■ **Directions for this task**
Filter the records below for the word "detached". Copy each line that holds it.

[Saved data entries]
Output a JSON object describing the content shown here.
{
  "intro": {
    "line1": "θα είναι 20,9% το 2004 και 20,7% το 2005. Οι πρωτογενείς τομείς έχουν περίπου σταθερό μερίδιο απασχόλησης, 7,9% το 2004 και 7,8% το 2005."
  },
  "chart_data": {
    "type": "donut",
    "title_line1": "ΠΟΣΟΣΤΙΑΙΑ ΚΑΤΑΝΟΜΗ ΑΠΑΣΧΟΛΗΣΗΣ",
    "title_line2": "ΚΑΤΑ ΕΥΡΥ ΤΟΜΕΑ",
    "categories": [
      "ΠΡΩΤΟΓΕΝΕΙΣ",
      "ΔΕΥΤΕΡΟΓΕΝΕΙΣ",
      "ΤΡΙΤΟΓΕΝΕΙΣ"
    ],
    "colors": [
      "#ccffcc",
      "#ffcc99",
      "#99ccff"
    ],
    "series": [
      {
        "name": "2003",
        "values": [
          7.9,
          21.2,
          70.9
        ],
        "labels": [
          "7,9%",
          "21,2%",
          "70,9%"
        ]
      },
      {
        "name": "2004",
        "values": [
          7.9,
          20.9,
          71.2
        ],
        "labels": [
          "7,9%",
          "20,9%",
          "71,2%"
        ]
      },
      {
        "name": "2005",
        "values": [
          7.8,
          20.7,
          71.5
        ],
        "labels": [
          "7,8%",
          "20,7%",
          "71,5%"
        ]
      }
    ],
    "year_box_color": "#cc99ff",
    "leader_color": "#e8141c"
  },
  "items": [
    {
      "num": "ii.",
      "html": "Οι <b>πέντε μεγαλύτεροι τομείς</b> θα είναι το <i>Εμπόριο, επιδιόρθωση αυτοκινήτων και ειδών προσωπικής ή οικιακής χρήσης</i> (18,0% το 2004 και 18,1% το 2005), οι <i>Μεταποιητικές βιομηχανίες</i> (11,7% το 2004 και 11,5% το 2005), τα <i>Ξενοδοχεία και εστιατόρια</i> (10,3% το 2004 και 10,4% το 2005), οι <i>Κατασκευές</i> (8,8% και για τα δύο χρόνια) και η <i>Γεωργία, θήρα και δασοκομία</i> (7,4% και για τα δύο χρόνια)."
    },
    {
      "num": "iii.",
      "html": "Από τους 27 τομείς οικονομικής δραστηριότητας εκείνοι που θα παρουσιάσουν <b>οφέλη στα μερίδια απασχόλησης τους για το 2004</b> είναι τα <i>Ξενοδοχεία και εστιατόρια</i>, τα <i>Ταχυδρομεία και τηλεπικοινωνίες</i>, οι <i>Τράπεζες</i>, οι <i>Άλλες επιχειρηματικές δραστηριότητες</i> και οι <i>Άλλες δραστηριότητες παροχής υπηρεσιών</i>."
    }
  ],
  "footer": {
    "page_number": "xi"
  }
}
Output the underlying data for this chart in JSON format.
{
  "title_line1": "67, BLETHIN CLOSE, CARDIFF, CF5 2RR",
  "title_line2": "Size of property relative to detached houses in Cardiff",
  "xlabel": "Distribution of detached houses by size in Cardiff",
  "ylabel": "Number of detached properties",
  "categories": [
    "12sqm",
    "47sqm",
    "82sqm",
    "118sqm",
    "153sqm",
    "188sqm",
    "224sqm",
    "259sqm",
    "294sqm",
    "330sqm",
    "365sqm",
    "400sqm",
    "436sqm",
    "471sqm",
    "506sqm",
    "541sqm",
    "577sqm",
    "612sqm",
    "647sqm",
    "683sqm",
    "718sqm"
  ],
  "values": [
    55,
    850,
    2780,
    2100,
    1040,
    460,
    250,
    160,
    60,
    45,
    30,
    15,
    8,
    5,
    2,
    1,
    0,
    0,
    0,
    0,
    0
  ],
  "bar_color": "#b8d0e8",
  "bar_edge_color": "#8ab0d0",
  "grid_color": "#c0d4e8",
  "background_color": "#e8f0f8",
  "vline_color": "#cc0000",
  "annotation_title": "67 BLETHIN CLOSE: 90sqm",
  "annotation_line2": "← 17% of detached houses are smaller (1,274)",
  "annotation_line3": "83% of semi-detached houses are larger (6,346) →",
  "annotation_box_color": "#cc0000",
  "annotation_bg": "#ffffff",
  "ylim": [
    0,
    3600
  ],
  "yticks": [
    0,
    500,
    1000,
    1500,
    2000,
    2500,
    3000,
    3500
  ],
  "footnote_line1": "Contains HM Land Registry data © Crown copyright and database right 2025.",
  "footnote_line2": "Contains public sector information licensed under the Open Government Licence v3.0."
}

■ **Response below**
  "title_line2": "Size of property relative to detached houses in Cardiff",
  "xlabel": "Distribution of detached houses by size in Cardiff",
  "ylabel": "Number of detached properties",
  "annotation_line2": "← 17% of detached houses are smaller (1,274)",
  "annotation_line3": "83% of semi-detached houses are larger (6,346) →",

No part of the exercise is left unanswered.